BRIEF -> Skip the pictures. Copy all the rest of the records down exactly.

GIVEN DATA ->
----------------
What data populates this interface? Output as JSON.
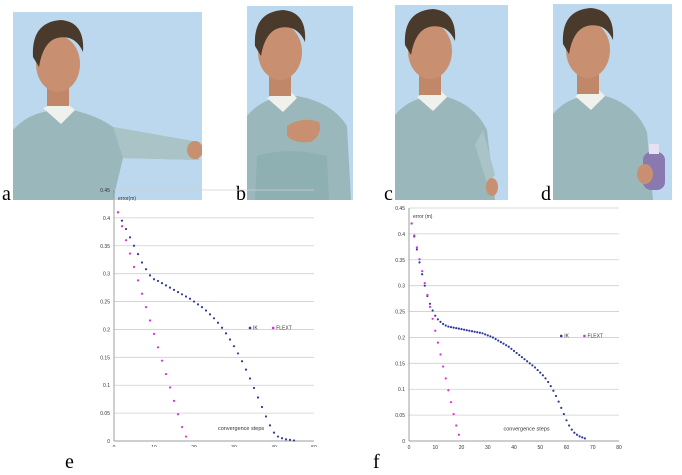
{
  "figure": {
    "panel_labels": {
      "a": "a",
      "b": "b",
      "c": "c",
      "d": "d",
      "e": "e",
      "f": "f"
    }
  },
  "colors": {
    "background_sky": "#bcd8ee",
    "shirt": "#9ab8bb",
    "skin": "#c89070",
    "hair": "#4a3a2c",
    "series_ik": "#2f3a9c",
    "series_flext": "#e02be0",
    "grid": "#cfcfcf"
  },
  "chart_data": [
    {
      "type": "scatter",
      "panel": "e",
      "ylabel": "error(m)",
      "xlabel": "convergence steps",
      "xlim": [
        0,
        50
      ],
      "ylim": [
        0,
        0.45
      ],
      "xticks": [
        "0",
        "10",
        "20",
        "30",
        "40",
        "50"
      ],
      "yticks": [
        "0",
        "0.05",
        "0.1",
        "0.15",
        "0.2",
        "0.25",
        "0.3",
        "0.35",
        "0.4",
        "0.45"
      ],
      "grid": true,
      "legend": {
        "placement": "right",
        "entries": [
          "IK",
          "FLEXT"
        ]
      },
      "series": [
        {
          "name": "IK",
          "x": [
            1,
            2,
            3,
            4,
            5,
            6,
            7,
            8,
            9,
            10,
            11,
            12,
            13,
            14,
            15,
            16,
            17,
            18,
            19,
            20,
            21,
            22,
            23,
            24,
            25,
            26,
            27,
            28,
            29,
            30,
            31,
            32,
            33,
            34,
            35,
            36,
            37,
            38,
            39,
            40,
            41,
            42,
            43,
            44,
            45
          ],
          "y": [
            0.41,
            0.395,
            0.38,
            0.365,
            0.35,
            0.335,
            0.32,
            0.308,
            0.297,
            0.29,
            0.287,
            0.283,
            0.279,
            0.275,
            0.271,
            0.267,
            0.263,
            0.259,
            0.255,
            0.25,
            0.245,
            0.24,
            0.234,
            0.227,
            0.22,
            0.212,
            0.203,
            0.193,
            0.182,
            0.17,
            0.157,
            0.143,
            0.128,
            0.112,
            0.095,
            0.078,
            0.061,
            0.044,
            0.028,
            0.015,
            0.008,
            0.005,
            0.003,
            0.002,
            0.001
          ]
        },
        {
          "name": "FLEXT",
          "x": [
            1,
            2,
            3,
            4,
            5,
            6,
            7,
            8,
            9,
            10,
            11,
            12,
            13,
            14,
            15,
            16,
            17,
            18
          ],
          "y": [
            0.41,
            0.385,
            0.36,
            0.336,
            0.312,
            0.288,
            0.264,
            0.24,
            0.216,
            0.192,
            0.168,
            0.144,
            0.12,
            0.096,
            0.072,
            0.048,
            0.025,
            0.008
          ]
        }
      ]
    },
    {
      "type": "scatter",
      "panel": "f",
      "ylabel": "error (m)",
      "xlabel": "convergence steps",
      "xlim": [
        0,
        80
      ],
      "ylim": [
        0,
        0.45
      ],
      "xticks": [
        "0",
        "10",
        "20",
        "30",
        "40",
        "50",
        "60",
        "70",
        "80"
      ],
      "yticks": [
        "0",
        "0.05",
        "0.1",
        "0.15",
        "0.2",
        "0.25",
        "0.3",
        "0.35",
        "0.4",
        "0.45"
      ],
      "grid": true,
      "legend": {
        "placement": "right",
        "entries": [
          "IK",
          "FLEXT"
        ]
      },
      "series": [
        {
          "name": "IK",
          "x": [
            1,
            2,
            3,
            4,
            5,
            6,
            7,
            8,
            9,
            10,
            11,
            12,
            13,
            14,
            15,
            16,
            17,
            18,
            19,
            20,
            21,
            22,
            23,
            24,
            25,
            26,
            27,
            28,
            29,
            30,
            31,
            32,
            33,
            34,
            35,
            36,
            37,
            38,
            39,
            40,
            41,
            42,
            43,
            44,
            45,
            46,
            47,
            48,
            49,
            50,
            51,
            52,
            53,
            54,
            55,
            56,
            57,
            58,
            59,
            60,
            61,
            62,
            63,
            64,
            65,
            66,
            67
          ],
          "y": [
            0.42,
            0.395,
            0.37,
            0.345,
            0.322,
            0.3,
            0.28,
            0.265,
            0.252,
            0.242,
            0.235,
            0.23,
            0.226,
            0.223,
            0.221,
            0.22,
            0.219,
            0.218,
            0.217,
            0.216,
            0.215,
            0.214,
            0.213,
            0.212,
            0.211,
            0.21,
            0.209,
            0.208,
            0.206,
            0.204,
            0.202,
            0.2,
            0.197,
            0.194,
            0.191,
            0.188,
            0.185,
            0.182,
            0.178,
            0.174,
            0.17,
            0.166,
            0.162,
            0.158,
            0.154,
            0.15,
            0.146,
            0.142,
            0.137,
            0.132,
            0.127,
            0.121,
            0.114,
            0.106,
            0.097,
            0.087,
            0.076,
            0.064,
            0.052,
            0.04,
            0.03,
            0.022,
            0.016,
            0.012,
            0.009,
            0.007,
            0.005
          ]
        },
        {
          "name": "FLEXT",
          "x": [
            1,
            2,
            3,
            4,
            5,
            6,
            7,
            8,
            9,
            10,
            11,
            12,
            13,
            14,
            15,
            16,
            17,
            18,
            19
          ],
          "y": [
            0.42,
            0.397,
            0.374,
            0.351,
            0.328,
            0.305,
            0.282,
            0.259,
            0.236,
            0.213,
            0.19,
            0.167,
            0.144,
            0.121,
            0.098,
            0.075,
            0.052,
            0.03,
            0.012
          ]
        }
      ]
    }
  ]
}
----------------
FINAL RESULT ->
What data populates this interface? Output as JSON.
{
  "figure": {
    "panel_labels": {
      "a": "a",
      "b": "b",
      "c": "c",
      "d": "d",
      "e": "e",
      "f": "f"
    }
  },
  "colors": {
    "background_sky": "#bcd8ee",
    "shirt": "#9ab8bb",
    "skin": "#c89070",
    "hair": "#4a3a2c",
    "series_ik": "#2f3a9c",
    "series_flext": "#e02be0",
    "grid": "#cfcfcf"
  },
  "chart_data": [
    {
      "type": "scatter",
      "panel": "e",
      "ylabel": "error(m)",
      "xlabel": "convergence steps",
      "xlim": [
        0,
        50
      ],
      "ylim": [
        0,
        0.45
      ],
      "xticks": [
        "0",
        "10",
        "20",
        "30",
        "40",
        "50"
      ],
      "yticks": [
        "0",
        "0.05",
        "0.1",
        "0.15",
        "0.2",
        "0.25",
        "0.3",
        "0.35",
        "0.4",
        "0.45"
      ],
      "grid": true,
      "legend": {
        "placement": "right",
        "entries": [
          "IK",
          "FLEXT"
        ]
      },
      "series": [
        {
          "name": "IK",
          "x": [
            1,
            2,
            3,
            4,
            5,
            6,
            7,
            8,
            9,
            10,
            11,
            12,
            13,
            14,
            15,
            16,
            17,
            18,
            19,
            20,
            21,
            22,
            23,
            24,
            25,
            26,
            27,
            28,
            29,
            30,
            31,
            32,
            33,
            34,
            35,
            36,
            37,
            38,
            39,
            40,
            41,
            42,
            43,
            44,
            45
          ],
          "y": [
            0.41,
            0.395,
            0.38,
            0.365,
            0.35,
            0.335,
            0.32,
            0.308,
            0.297,
            0.29,
            0.287,
            0.283,
            0.279,
            0.275,
            0.271,
            0.267,
            0.263,
            0.259,
            0.255,
            0.25,
            0.245,
            0.24,
            0.234,
            0.227,
            0.22,
            0.212,
            0.203,
            0.193,
            0.182,
            0.17,
            0.157,
            0.143,
            0.128,
            0.112,
            0.095,
            0.078,
            0.061,
            0.044,
            0.028,
            0.015,
            0.008,
            0.005,
            0.003,
            0.002,
            0.001
          ]
        },
        {
          "name": "FLEXT",
          "x": [
            1,
            2,
            3,
            4,
            5,
            6,
            7,
            8,
            9,
            10,
            11,
            12,
            13,
            14,
            15,
            16,
            17,
            18
          ],
          "y": [
            0.41,
            0.385,
            0.36,
            0.336,
            0.312,
            0.288,
            0.264,
            0.24,
            0.216,
            0.192,
            0.168,
            0.144,
            0.12,
            0.096,
            0.072,
            0.048,
            0.025,
            0.008
          ]
        }
      ]
    },
    {
      "type": "scatter",
      "panel": "f",
      "ylabel": "error (m)",
      "xlabel": "convergence steps",
      "xlim": [
        0,
        80
      ],
      "ylim": [
        0,
        0.45
      ],
      "xticks": [
        "0",
        "10",
        "20",
        "30",
        "40",
        "50",
        "60",
        "70",
        "80"
      ],
      "yticks": [
        "0",
        "0.05",
        "0.1",
        "0.15",
        "0.2",
        "0.25",
        "0.3",
        "0.35",
        "0.4",
        "0.45"
      ],
      "grid": true,
      "legend": {
        "placement": "right",
        "entries": [
          "IK",
          "FLEXT"
        ]
      },
      "series": [
        {
          "name": "IK",
          "x": [
            1,
            2,
            3,
            4,
            5,
            6,
            7,
            8,
            9,
            10,
            11,
            12,
            13,
            14,
            15,
            16,
            17,
            18,
            19,
            20,
            21,
            22,
            23,
            24,
            25,
            26,
            27,
            28,
            29,
            30,
            31,
            32,
            33,
            34,
            35,
            36,
            37,
            38,
            39,
            40,
            41,
            42,
            43,
            44,
            45,
            46,
            47,
            48,
            49,
            50,
            51,
            52,
            53,
            54,
            55,
            56,
            57,
            58,
            59,
            60,
            61,
            62,
            63,
            64,
            65,
            66,
            67
          ],
          "y": [
            0.42,
            0.395,
            0.37,
            0.345,
            0.322,
            0.3,
            0.28,
            0.265,
            0.252,
            0.242,
            0.235,
            0.23,
            0.226,
            0.223,
            0.221,
            0.22,
            0.219,
            0.218,
            0.217,
            0.216,
            0.215,
            0.214,
            0.213,
            0.212,
            0.211,
            0.21,
            0.209,
            0.208,
            0.206,
            0.204,
            0.202,
            0.2,
            0.197,
            0.194,
            0.191,
            0.188,
            0.185,
            0.182,
            0.178,
            0.174,
            0.17,
            0.166,
            0.162,
            0.158,
            0.154,
            0.15,
            0.146,
            0.142,
            0.137,
            0.132,
            0.127,
            0.121,
            0.114,
            0.106,
            0.097,
            0.087,
            0.076,
            0.064,
            0.052,
            0.04,
            0.03,
            0.022,
            0.016,
            0.012,
            0.009,
            0.007,
            0.005
          ]
        },
        {
          "name": "FLEXT",
          "x": [
            1,
            2,
            3,
            4,
            5,
            6,
            7,
            8,
            9,
            10,
            11,
            12,
            13,
            14,
            15,
            16,
            17,
            18,
            19
          ],
          "y": [
            0.42,
            0.397,
            0.374,
            0.351,
            0.328,
            0.305,
            0.282,
            0.259,
            0.236,
            0.213,
            0.19,
            0.167,
            0.144,
            0.121,
            0.098,
            0.075,
            0.052,
            0.03,
            0.012
          ]
        }
      ]
    }
  ]
}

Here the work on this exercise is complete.